> **Data provided**
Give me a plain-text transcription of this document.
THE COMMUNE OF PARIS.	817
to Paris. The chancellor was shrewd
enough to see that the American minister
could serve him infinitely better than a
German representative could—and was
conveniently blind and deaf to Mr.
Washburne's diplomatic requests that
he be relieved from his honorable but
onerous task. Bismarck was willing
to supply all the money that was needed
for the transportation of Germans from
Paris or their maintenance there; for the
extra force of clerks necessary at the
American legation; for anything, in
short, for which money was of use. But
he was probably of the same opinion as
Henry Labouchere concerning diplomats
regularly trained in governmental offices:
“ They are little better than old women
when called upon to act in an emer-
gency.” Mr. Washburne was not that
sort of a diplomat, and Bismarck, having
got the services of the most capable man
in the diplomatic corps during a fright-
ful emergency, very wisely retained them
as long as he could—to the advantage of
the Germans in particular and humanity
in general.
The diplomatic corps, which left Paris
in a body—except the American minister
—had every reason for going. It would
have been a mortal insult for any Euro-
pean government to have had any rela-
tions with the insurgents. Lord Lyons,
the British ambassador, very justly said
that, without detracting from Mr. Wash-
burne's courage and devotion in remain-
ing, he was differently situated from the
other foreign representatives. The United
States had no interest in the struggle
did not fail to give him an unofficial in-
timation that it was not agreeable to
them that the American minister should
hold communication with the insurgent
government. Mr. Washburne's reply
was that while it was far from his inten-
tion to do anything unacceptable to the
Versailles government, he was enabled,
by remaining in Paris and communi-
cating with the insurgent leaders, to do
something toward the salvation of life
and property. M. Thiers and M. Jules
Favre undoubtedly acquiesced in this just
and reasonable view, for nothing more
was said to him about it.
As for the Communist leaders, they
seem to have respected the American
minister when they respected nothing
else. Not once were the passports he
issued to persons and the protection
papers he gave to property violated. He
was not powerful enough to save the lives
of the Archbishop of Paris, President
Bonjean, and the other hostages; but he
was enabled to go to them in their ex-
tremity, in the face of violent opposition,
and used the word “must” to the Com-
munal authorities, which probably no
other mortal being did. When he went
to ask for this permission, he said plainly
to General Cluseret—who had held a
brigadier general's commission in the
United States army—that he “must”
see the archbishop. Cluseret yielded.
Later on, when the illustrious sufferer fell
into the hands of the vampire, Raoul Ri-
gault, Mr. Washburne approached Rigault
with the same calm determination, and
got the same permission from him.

> **Work to do**
Each line that holds the word "probably" is to be copied.

> **Response to this task**
he was probably of the same opinion as
munal authorities, which probably no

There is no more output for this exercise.